* [Problem requirements]:
Print each line of the listing once more, precisely as given.

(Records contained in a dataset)

-- Begin --

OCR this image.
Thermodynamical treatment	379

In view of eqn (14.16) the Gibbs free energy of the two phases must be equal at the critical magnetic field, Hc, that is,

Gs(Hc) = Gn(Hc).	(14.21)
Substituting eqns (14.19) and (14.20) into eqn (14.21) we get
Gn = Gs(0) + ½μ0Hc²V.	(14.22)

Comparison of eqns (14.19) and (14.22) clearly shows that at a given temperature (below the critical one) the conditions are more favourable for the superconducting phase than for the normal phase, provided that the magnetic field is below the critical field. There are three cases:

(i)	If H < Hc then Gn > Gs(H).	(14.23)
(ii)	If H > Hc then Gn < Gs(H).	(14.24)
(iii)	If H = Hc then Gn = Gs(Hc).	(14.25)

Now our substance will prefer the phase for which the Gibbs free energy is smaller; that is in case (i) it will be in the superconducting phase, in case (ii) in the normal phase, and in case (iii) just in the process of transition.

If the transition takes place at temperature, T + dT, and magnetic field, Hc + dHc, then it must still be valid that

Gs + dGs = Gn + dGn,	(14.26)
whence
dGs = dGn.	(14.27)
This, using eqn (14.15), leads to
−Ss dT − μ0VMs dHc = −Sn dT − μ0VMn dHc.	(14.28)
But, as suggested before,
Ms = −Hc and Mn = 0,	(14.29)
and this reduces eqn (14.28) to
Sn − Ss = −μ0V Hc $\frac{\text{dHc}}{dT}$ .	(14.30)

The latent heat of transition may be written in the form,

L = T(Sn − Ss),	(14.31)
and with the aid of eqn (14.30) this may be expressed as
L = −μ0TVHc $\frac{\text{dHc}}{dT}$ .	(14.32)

-- End --

* [Output for this task]:
OCR this image.
Thermodynamical treatment	379

In view of eqn (14.16) the Gibbs free energy of the two phases must be equal at the critical magnetic field, Hc, that is,

Gs(Hc) = Gn(Hc).	(14.21)
Substituting eqns (14.19) and (14.20) into eqn (14.21) we get
Gn = Gs(0) + ½μ0Hc²V.	(14.22)

Comparison of eqns (14.19) and (14.22) clearly shows that at a given temperature (below the critical one) the conditions are more favourable for the superconducting phase than for the normal phase, provided that the magnetic field is below the critical field. There are three cases:

(i)	If H < Hc then Gn > Gs(H).	(14.23)
(ii)	If H > Hc then Gn < Gs(H).	(14.24)
(iii)	If H = Hc then Gn = Gs(Hc).	(14.25)

Now our substance will prefer the phase for which the Gibbs free energy is smaller; that is in case (i) it will be in the superconducting phase, in case (ii) in the normal phase, and in case (iii) just in the process of transition.

If the transition takes place at temperature, T + dT, and magnetic field, Hc + dHc, then it must still be valid that

Gs + dGs = Gn + dGn,	(14.26)
whence
dGs = dGn.	(14.27)
This, using eqn (14.15), leads to
−Ss dT − μ0VMs dHc = −Sn dT − μ0VMn dHc.	(14.28)
But, as suggested before,
Ms = −Hc and Mn = 0,	(14.29)
and this reduces eqn (14.28) to
Sn − Ss = −μ0V Hc $\frac{\text{dHc}}{dT}$ .	(14.30)

The latent heat of transition may be written in the form,

L = T(Sn − Ss),	(14.31)
and with the aid of eqn (14.30) this may be expressed as
L = −μ0TVHc $\frac{\text{dHc}}{dT}$ .	(14.32)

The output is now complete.